■ **Do this**
Leave out the pictures and copy every record exactly.

◇ ◇ ◇ ◇ ◇

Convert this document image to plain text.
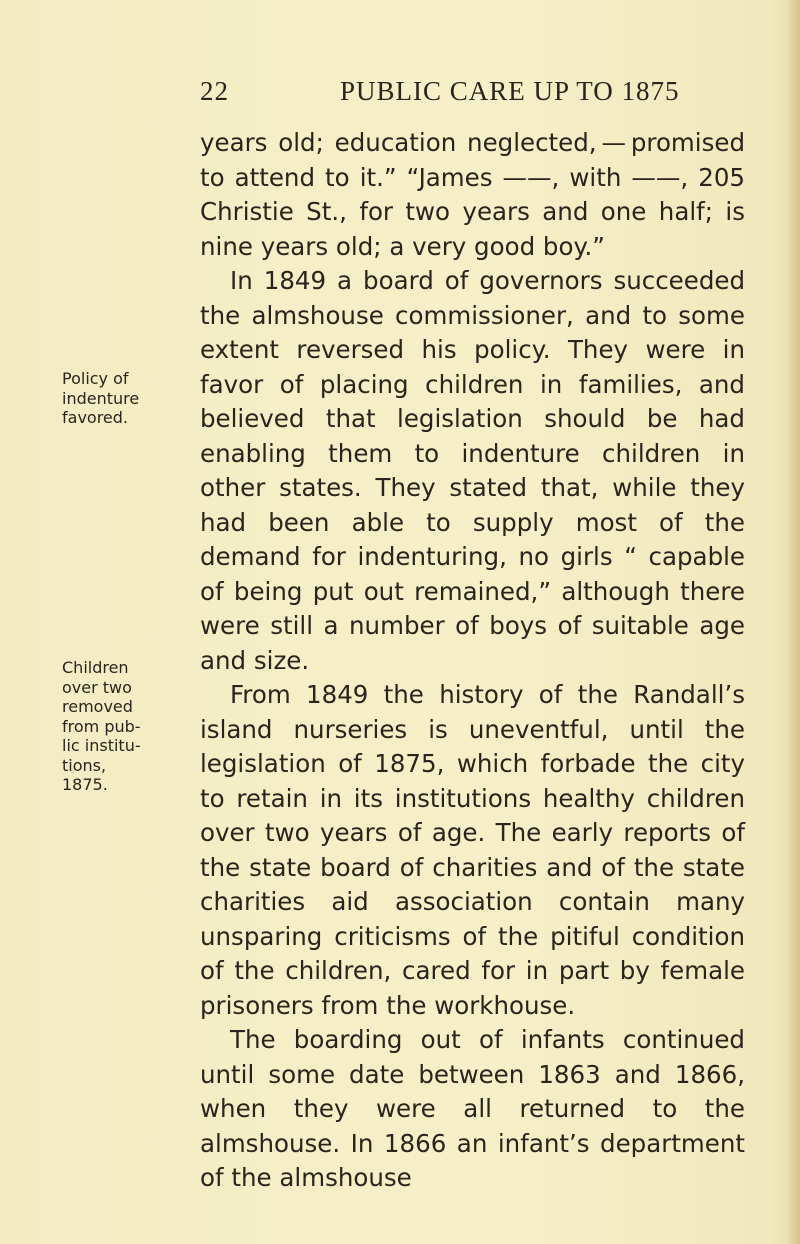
22	PUBLIC CARE UP TO 1875
Policy of
indenture
favored.
Children
over two
removed
from pub-
lic institu-
tions,
1875.

years old; education neglected, — promised to attend to it.” “James ——, with ——, 205 Christie St., for two years and one half; is nine years old; a very good boy.”

In 1849 a board of governors succeeded the almshouse commissioner, and to some extent reversed his policy. They were in favor of placing children in families, and believed that legislation should be had enabling them to indenture children in other states. They stated that, while they had been able to supply most of the demand for indenturing, no girls “ capable of being put out remained,” although there were still a number of boys of suitable age and size.

From 1849 the history of the Randall’s island nurseries is uneventful, until the legislation of 1875, which forbade the city to retain in its institutions healthy children over two years of age. The early reports of the state board of charities and of the state charities aid association contain many unsparing criticisms of the pitiful condition of the children, cared for in part by female prisoners from the workhouse.

The boarding out of infants continued until some date between 1863 and 1866, when they were all returned to the almshouse. In 1866 an infant’s department of the almshouse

◇ ◇ ◇ ◇ ◇

■ **Answer for this exercise**
Convert this document image to plain text.
22	PUBLIC CARE UP TO 1875
Policy of
indenture
favored.
Children
over two
removed
from pub-
lic institu-
tions,
1875.

years old; education neglected, — promised to attend to it.” “James ——, with ——, 205 Christie St., for two years and one half; is nine years old; a very good boy.”

In 1849 a board of governors succeeded the almshouse commissioner, and to some extent reversed his policy. They were in favor of placing children in families, and believed that legislation should be had enabling them to indenture children in other states. They stated that, while they had been able to supply most of the demand for indenturing, no girls “ capable of being put out remained,” although there were still a number of boys of suitable age and size.

From 1849 the history of the Randall’s island nurseries is uneventful, until the legislation of 1875, which forbade the city to retain in its institutions healthy children over two years of age. The early reports of the state board of charities and of the state charities aid association contain many unsparing criticisms of the pitiful condition of the children, cared for in part by female prisoners from the workhouse.

The boarding out of infants continued until some date between 1863 and 1866, when they were all returned to the almshouse. In 1866 an infant’s department of the almshouse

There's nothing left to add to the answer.